___ Recorded information

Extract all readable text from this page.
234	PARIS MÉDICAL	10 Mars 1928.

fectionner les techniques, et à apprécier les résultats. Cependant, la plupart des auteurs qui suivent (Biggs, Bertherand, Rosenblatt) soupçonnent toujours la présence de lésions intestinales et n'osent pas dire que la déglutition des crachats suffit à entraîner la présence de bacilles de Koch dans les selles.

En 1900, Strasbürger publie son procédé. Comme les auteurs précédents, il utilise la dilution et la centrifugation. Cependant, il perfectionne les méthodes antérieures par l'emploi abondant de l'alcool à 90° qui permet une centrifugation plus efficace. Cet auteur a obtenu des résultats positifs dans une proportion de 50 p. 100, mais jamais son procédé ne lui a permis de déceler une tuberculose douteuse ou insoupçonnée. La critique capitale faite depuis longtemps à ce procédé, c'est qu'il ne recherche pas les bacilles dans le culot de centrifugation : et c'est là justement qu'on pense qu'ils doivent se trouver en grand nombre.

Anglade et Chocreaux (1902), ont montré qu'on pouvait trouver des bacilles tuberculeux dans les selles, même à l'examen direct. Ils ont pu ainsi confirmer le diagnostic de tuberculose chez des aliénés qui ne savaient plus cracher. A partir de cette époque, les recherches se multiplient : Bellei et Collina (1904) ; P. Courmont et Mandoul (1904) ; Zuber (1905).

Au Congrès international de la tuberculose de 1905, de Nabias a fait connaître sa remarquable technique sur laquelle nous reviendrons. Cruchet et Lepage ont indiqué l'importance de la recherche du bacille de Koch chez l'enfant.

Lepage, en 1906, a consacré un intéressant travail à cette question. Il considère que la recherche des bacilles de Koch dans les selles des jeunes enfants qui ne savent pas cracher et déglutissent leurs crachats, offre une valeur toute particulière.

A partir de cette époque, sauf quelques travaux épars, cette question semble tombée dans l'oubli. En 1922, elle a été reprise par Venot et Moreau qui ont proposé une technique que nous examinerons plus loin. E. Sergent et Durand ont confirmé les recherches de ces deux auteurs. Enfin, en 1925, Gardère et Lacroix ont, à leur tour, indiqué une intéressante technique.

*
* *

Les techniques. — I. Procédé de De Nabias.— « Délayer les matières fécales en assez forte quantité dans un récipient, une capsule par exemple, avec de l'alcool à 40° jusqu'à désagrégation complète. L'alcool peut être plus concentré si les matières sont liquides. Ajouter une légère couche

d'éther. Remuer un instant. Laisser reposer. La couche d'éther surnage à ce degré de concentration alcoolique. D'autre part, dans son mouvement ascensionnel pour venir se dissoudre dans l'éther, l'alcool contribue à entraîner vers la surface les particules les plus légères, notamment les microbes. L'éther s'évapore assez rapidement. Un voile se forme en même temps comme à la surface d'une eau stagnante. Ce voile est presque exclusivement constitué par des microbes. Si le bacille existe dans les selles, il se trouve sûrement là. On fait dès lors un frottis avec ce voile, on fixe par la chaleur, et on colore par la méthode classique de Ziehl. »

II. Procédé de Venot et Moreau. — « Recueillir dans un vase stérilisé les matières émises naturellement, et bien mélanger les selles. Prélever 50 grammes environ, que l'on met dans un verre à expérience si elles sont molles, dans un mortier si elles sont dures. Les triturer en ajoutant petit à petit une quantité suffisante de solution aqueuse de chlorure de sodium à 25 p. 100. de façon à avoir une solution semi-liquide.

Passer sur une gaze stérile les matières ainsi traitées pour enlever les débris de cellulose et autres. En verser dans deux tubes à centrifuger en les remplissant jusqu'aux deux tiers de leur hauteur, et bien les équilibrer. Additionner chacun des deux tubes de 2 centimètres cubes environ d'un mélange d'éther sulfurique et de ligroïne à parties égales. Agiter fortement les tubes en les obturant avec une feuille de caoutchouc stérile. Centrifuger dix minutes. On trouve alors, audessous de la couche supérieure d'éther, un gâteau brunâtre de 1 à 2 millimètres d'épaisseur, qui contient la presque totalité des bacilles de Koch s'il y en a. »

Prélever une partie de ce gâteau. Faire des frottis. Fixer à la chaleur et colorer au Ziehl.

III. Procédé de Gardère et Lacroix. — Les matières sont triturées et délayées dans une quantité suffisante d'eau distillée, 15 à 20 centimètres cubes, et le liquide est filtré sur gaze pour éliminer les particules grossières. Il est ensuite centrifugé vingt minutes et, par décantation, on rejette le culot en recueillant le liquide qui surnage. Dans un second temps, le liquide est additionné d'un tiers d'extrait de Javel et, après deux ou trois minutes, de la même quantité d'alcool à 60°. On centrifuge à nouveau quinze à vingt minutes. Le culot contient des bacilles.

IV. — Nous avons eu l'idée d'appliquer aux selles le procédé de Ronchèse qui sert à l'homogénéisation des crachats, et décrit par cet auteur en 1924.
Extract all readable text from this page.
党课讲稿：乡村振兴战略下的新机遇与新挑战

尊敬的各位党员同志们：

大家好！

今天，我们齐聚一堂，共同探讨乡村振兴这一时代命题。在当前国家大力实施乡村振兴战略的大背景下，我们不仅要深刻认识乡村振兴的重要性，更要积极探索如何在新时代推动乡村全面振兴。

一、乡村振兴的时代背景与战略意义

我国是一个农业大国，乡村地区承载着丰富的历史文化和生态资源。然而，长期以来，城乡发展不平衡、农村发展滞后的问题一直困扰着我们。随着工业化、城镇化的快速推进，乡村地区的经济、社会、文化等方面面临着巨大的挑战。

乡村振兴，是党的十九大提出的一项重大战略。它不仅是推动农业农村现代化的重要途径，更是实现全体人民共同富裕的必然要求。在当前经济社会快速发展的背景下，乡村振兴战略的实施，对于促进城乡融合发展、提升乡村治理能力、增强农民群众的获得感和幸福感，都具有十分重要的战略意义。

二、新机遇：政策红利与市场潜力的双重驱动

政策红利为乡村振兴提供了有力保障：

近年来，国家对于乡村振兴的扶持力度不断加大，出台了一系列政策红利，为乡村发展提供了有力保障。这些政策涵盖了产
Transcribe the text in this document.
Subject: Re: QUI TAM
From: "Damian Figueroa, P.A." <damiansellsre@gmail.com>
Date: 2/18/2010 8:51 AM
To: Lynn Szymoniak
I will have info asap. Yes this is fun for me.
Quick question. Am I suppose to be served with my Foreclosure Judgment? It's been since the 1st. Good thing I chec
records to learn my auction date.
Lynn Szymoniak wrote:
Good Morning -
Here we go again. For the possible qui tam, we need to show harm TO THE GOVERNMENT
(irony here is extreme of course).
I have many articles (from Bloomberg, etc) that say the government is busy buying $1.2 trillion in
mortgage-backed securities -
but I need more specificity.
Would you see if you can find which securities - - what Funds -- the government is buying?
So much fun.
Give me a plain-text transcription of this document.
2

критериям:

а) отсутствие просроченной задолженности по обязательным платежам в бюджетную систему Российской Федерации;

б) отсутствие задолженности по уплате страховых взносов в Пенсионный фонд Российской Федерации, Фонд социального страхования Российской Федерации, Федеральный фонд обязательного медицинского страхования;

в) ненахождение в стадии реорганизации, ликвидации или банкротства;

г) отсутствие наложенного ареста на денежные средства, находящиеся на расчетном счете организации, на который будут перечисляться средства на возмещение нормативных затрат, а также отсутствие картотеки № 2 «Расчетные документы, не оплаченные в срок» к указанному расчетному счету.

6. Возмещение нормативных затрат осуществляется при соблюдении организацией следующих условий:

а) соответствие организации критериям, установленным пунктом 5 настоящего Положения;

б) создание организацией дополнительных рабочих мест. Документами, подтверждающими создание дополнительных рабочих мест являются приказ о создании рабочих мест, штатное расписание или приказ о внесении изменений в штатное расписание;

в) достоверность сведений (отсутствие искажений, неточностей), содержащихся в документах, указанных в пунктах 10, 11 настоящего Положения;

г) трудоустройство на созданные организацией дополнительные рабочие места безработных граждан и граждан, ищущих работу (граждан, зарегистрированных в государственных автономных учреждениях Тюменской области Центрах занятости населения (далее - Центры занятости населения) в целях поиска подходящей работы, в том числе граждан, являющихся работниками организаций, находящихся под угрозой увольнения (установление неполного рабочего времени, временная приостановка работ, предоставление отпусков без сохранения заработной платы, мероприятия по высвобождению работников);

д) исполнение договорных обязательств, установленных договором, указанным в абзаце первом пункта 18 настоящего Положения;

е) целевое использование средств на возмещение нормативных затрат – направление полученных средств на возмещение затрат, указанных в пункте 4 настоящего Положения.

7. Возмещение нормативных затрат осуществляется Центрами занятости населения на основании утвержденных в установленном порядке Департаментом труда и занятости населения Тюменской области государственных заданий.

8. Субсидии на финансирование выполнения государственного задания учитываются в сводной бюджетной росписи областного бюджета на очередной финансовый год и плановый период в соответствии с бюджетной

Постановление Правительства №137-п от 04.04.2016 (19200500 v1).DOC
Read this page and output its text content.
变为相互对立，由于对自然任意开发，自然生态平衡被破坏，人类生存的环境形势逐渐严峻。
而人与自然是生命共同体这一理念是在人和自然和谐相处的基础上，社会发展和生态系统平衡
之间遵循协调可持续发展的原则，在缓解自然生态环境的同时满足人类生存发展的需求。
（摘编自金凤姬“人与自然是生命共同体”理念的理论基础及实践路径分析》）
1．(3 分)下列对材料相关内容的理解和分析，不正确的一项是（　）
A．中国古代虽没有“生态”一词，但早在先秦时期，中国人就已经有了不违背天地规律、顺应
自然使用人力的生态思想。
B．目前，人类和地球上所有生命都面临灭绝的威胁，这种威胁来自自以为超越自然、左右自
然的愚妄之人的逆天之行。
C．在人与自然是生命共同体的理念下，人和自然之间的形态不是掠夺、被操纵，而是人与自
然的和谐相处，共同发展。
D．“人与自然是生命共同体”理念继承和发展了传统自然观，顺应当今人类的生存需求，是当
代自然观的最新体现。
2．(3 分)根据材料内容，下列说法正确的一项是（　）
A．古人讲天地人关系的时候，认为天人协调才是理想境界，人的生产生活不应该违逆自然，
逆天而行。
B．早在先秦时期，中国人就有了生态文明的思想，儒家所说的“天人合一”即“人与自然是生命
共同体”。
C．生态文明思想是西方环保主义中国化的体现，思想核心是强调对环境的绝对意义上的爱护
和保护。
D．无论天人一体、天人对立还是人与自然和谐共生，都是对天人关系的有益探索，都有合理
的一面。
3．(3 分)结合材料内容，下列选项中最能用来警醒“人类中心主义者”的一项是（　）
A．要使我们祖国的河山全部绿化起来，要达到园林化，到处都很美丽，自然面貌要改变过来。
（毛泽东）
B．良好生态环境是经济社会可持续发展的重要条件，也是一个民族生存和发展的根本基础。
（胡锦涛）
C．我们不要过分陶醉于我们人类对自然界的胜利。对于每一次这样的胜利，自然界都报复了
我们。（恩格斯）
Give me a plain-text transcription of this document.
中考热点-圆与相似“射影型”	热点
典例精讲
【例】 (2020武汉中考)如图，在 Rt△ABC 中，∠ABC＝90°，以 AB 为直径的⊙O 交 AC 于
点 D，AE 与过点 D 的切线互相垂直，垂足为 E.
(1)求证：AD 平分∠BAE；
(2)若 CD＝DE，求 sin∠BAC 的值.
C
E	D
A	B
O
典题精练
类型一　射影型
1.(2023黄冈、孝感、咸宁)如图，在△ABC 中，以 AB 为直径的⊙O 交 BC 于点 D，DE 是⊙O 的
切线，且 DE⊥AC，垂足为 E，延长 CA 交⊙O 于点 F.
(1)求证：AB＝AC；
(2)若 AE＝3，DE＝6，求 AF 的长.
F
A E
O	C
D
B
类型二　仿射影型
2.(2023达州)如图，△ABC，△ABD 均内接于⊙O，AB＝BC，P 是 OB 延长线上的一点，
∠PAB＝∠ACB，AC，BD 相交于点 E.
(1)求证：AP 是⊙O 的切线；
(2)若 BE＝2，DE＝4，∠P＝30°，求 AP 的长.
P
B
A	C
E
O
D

______

## Set task
Your answer should be a single number: the count of lines in these records that hold the string "организацией".

## Output
3